EXERCISE REQUIREMENTS: Count only the lines of the records that hold "八年级统考期末", then give the number without any other words.

RECORDS FOR THE EXERCISE:
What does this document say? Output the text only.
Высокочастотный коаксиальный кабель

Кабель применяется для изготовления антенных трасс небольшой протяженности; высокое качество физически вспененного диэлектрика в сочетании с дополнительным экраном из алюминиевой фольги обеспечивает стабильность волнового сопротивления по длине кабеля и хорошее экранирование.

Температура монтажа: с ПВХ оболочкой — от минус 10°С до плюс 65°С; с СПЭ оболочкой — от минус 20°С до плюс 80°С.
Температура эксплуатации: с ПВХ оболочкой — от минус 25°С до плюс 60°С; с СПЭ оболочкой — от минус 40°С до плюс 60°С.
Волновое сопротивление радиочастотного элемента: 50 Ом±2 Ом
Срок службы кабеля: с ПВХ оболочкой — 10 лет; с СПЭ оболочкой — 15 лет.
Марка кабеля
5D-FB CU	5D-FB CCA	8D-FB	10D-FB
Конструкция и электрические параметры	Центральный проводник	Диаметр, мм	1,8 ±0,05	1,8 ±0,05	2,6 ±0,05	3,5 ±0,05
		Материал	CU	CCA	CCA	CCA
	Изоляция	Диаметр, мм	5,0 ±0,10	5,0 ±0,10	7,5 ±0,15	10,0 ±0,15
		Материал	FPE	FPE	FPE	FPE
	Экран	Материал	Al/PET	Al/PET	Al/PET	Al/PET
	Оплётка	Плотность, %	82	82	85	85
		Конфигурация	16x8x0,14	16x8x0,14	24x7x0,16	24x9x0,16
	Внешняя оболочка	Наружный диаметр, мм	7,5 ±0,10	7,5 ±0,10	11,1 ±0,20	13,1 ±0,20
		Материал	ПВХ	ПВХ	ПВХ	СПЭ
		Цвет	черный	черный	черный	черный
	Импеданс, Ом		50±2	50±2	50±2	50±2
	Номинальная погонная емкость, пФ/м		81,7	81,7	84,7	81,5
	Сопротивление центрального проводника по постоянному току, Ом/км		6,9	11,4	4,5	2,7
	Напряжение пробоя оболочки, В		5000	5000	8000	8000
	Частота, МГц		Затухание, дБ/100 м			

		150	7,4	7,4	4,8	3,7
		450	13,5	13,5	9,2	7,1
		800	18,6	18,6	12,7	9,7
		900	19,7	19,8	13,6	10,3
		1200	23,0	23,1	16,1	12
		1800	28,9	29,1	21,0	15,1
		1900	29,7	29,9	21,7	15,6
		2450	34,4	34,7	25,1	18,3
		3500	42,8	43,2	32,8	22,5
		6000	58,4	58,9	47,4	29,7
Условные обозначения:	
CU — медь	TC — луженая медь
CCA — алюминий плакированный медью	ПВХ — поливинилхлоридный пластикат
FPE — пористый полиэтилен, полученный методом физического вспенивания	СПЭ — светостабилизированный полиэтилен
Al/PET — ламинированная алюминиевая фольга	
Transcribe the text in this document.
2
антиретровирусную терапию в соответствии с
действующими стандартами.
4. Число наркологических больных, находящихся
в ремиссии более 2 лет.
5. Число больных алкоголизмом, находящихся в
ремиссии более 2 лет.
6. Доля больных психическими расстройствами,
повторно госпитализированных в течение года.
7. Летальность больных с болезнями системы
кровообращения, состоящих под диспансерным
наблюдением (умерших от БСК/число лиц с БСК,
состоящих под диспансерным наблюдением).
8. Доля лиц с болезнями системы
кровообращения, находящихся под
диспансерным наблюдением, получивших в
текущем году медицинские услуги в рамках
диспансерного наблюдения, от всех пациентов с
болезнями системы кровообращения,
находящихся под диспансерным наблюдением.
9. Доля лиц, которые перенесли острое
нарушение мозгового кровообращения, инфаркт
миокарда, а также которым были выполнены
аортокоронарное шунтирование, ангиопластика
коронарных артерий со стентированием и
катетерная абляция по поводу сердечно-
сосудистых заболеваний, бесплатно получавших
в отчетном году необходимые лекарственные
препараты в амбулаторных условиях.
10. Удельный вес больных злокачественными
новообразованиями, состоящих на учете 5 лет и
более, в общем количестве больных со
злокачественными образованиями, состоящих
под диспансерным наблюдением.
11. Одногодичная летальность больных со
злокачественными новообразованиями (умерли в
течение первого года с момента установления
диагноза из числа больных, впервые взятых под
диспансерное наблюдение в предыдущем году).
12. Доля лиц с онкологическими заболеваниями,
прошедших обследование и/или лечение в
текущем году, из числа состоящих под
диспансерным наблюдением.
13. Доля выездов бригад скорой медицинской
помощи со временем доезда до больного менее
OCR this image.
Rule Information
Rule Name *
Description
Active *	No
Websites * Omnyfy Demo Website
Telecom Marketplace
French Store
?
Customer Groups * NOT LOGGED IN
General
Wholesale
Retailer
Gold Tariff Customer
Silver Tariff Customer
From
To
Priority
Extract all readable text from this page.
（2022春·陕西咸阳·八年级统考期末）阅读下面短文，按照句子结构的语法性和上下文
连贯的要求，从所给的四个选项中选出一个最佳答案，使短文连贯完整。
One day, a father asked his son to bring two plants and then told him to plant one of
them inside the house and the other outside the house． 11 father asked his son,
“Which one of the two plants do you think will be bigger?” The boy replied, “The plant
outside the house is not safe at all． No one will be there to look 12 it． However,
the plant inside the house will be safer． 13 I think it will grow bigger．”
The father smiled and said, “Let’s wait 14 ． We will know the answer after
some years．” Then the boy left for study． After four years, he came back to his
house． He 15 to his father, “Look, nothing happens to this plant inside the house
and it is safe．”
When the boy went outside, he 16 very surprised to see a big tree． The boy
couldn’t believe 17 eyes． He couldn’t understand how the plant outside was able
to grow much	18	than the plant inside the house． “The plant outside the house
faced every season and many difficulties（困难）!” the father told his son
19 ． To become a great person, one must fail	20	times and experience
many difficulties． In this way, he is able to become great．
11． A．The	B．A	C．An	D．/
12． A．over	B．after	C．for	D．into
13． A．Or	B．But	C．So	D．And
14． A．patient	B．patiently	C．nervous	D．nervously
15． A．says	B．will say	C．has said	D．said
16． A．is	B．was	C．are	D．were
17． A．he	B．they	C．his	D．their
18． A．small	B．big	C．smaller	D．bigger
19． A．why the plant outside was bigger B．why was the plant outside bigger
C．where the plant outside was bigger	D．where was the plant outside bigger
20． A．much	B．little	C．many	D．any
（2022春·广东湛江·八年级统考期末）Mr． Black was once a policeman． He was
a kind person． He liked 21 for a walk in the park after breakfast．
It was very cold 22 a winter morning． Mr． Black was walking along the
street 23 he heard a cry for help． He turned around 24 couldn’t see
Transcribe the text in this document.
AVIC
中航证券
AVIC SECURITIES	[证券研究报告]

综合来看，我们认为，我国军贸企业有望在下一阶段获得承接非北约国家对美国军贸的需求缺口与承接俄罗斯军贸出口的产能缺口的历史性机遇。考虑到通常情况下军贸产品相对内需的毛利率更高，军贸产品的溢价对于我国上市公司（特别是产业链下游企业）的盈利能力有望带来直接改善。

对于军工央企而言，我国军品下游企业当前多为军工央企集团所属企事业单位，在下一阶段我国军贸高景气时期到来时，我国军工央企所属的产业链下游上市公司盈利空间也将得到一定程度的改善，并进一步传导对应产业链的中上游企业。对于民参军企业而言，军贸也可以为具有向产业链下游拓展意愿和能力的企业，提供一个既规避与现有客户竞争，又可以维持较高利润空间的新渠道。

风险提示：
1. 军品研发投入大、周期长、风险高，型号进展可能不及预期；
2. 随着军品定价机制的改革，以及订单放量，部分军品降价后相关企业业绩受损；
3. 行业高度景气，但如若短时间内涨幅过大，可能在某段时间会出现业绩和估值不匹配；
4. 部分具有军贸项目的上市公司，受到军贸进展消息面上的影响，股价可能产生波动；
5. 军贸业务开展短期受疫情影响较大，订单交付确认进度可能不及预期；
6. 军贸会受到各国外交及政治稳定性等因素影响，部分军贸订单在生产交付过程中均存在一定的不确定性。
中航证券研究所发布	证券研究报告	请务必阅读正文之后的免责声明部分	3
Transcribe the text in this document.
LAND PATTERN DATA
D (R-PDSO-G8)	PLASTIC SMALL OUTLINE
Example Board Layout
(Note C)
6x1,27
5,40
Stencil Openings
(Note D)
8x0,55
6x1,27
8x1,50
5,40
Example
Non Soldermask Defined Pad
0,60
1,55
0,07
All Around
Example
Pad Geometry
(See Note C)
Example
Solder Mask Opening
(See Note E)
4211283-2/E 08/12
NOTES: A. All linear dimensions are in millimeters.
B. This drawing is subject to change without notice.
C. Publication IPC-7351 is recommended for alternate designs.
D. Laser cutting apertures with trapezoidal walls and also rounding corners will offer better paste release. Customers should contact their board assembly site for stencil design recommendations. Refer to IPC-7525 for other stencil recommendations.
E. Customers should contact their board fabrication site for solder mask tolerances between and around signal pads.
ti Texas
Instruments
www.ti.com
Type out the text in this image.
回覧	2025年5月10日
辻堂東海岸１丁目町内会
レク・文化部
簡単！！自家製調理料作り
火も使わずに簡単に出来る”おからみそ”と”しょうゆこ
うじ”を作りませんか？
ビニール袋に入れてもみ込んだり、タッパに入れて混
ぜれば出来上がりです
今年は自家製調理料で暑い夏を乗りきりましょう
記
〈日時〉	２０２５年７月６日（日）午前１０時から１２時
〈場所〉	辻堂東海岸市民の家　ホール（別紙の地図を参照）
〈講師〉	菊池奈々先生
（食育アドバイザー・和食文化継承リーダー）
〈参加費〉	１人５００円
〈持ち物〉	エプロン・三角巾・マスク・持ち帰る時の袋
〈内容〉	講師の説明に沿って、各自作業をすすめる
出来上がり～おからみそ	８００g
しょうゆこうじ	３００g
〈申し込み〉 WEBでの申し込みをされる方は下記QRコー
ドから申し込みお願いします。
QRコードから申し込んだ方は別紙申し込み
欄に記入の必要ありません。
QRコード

THE RESULT: 2